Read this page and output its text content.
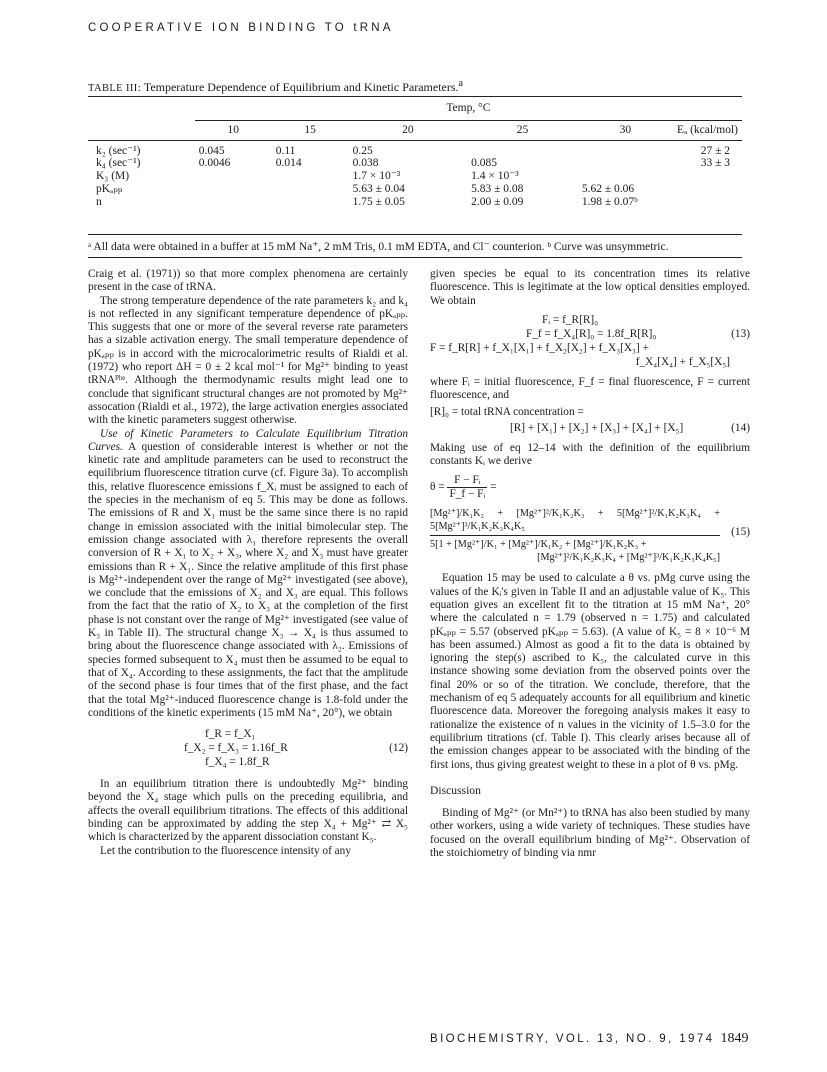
COOPERATIVE ION BINDING TO tRNA
TABLE III: Temperature Dependence of Equilibrium and Kinetic Parameters.$^a$
	Temp, °C					
	10	15	20	25	30	Eₐ (kcal/mol)
k₂ (sec⁻¹)	0.045	0.11	0.25			27 ± 2
k₄ (sec⁻¹)	0.0046	0.014	0.038	0.085		33 ± 3
K₃ (M)			1.7 × 10⁻³	1.4 × 10⁻³		
pKₐₚₚ			5.63 ± 0.04	5.83 ± 0.08	5.62 ± 0.06	
n			1.75 ± 0.05	2.00 ± 0.09	1.98 ± 0.07ᵇ	
ᵃ All data were obtained in a buffer at 15 mM Na⁺, 2 mM Tris, 0.1 mM EDTA, and Cl⁻ counterion. ᵇ Curve was unsymmetric.

Craig et al. (1971)) so that more complex phenomena are certainly present in the case of tRNA.

The strong temperature dependence of the rate parameters k₂ and k₄ is not reflected in any significant temperature dependence of pKₐₚₚ. This suggests that one or more of the several reverse rate parameters has a sizable activation energy. The small temperature dependence of pKₐₚₚ is in accord with the microcalorimetric results of Rialdi et al. (1972) who report ΔH = 0 ± 2 kcal mol⁻¹ for Mg²⁺ binding to yeast tRNAᴾʰᵉ. Although the thermodynamic results might lead one to conclude that significant structural changes are not promoted by Mg²⁺ assocation (Rialdi et al., 1972), the large activation energies associated with the kinetic parameters suggest otherwise.

Use of Kinetic Parameters to Calculate Equilibrium Titration Curves. A question of considerable interest is whether or not the kinetic rate and amplitude parameters can be used to reconstruct the equilibrium fluorescence titration curve (cf. Figure 3a). To accomplish this, relative fluorescence emissions f_Xᵢ must be assigned to each of the species in the mechanism of eq 5. This may be done as follows. The emissions of R and X₁ must be the same since there is no rapid change in emission associated with the initial bimolecular step. The emission change associated with λ₁ therefore represents the overall conversion of R + X₁ to X₂ + X₃, where X₂ and X₃ must have greater emissions than R + X₁. Since the relative amplitude of this first phase is Mg²⁺-independent over the range of Mg²⁺ investigated (see above), we conclude that the emissions of X₂ and X₃ are equal. This follows from the fact that the ratio of X₂ to X₃ at the completion of the first phase is not constant over the range of Mg²⁺ investigated (see value of K₃ in Table II). The structural change X₃ → X₄ is thus assumed to bring about the fluorescence change associated with λ₂. Emissions of species formed subsequent to X₄ must then be assumed to be equal to that of X₄. According to these assignments, the fact that the amplitude of the second phase is four times that of the first phase, and the fact that the total Mg²⁺-induced fluorescence change is 1.8-fold under the conditions of the kinetic experiments (15 mM Na⁺, 20°), we obtain

f_R = f_X₁
f_X₂ = f_X₃ = 1.16f_R	(12)
f_X₄ = 1.8f_R

In an equilibrium titration there is undoubtedly Mg²⁺ binding beyond the X₄ stage which pulls on the preceding equilibria, and affects the overall equilibrium titrations. The effects of this additional binding can be approximated by adding the step X₄ + Mg²⁺ ⇄ X₅ which is characterized by the apparent dissociation constant K₅.

Let the contribution to the fluorescence intensity of any

given species be equal to its concentration times its relative fluorescence. This is legitimate at the low optical densities employed. We obtain

Fᵢ = f_R[R]₀
F_f = f_X₄[R]₀ = 1.8f_R[R]₀	(13)
F = f_R[R] + f_X₁[X₁] + f_X₂[X₂] + f_X₃[X₃] +
f_X₄[X₄] + f_X₅[X₅]

where Fᵢ = initial fluorescence, F_f = final fluorescence, F = current fluorescence, and

[R]₀ = total tRNA concentration =

[R] + [X₁] + [X₂] + [X₃] + [X₄] + [X₅]	(14)

Making use of eq 12–14 with the definition of the equilibrium constants Kᵢ we derive

$\theta = \frac{\text{F − Fᵢ}}{\text{F\_f − Fᵢ}}$ =
[Mg²⁺]/K₁K₂ + [Mg²⁺]²/K₁K₂K₃ + 5[Mg²⁺]²/K₁K₂K₃K₄ + 5[Mg²⁺]³/K₁K₂K₃K₄K₅
5[1 + [Mg²⁺]/K₁ + [Mg²⁺]/K₁K₂ + [Mg²⁺]/K₁K₂K₃ +
[Mg²⁺]²/K₁K₂K₃K₄ + [Mg²⁺]³/K₁K₂K₃K₄K₅]
(15)

Equation 15 may be used to calculate a θ vs. pMg curve using the values of the Kᵢ's given in Table II and an adjustable value of K₅. This equation gives an excellent fit to the titration at 15 mM Na⁺, 20° where the calculated n = 1.79 (observed n = 1.75) and calculated pKₐₚₚ = 5.57 (observed pKₐₚₚ = 5.63). (A value of K₅ = 8 × 10⁻⁶ M has been assumed.) Almost as good a fit to the data is obtained by ignoring the step(s) ascribed to K₅, the calculated curve in this instance showing some deviation from the observed points over the final 20% or so of the titration. We conclude, therefore, that the mechanism of eq 5 adequately accounts for all equilibrium and kinetic fluorescence data. Moreover the foregoing analysis makes it easy to rationalize the existence of n values in the vicinity of 1.5–3.0 for the equilibrium titrations (cf. Table I). This clearly arises because all of the emission changes appear to be associated with the binding of the first ions, thus giving greatest weight to these in a plot of θ vs. pMg.

Discussion

Binding of Mg²⁺ (or Mn²⁺) to tRNA has also been studied by many other workers, using a wide variety of techniques. These studies have focused on the overall equilibrium binding of Mg²⁺. Observation of the stoichiometry of binding via nmr

BIOCHEMISTRY, VOL. 13, NO. 9, 1974 1849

------------------------------------

◆ Exercise task ◆
Show all lines from the data above in which the word "K₁K₂K₃K₄" appears.

◆ Exercise result ◆
[Mg²⁺]/K₁K₂ + [Mg²⁺]²/K₁K₂K₃ + 5[Mg²⁺]²/K₁K₂K₃K₄ + 5[Mg²⁺]³/K₁K₂K₃K₄K₅
[Mg²⁺]²/K₁K₂K₃K₄ + [Mg²⁺]³/K₁K₂K₃K₄K₅]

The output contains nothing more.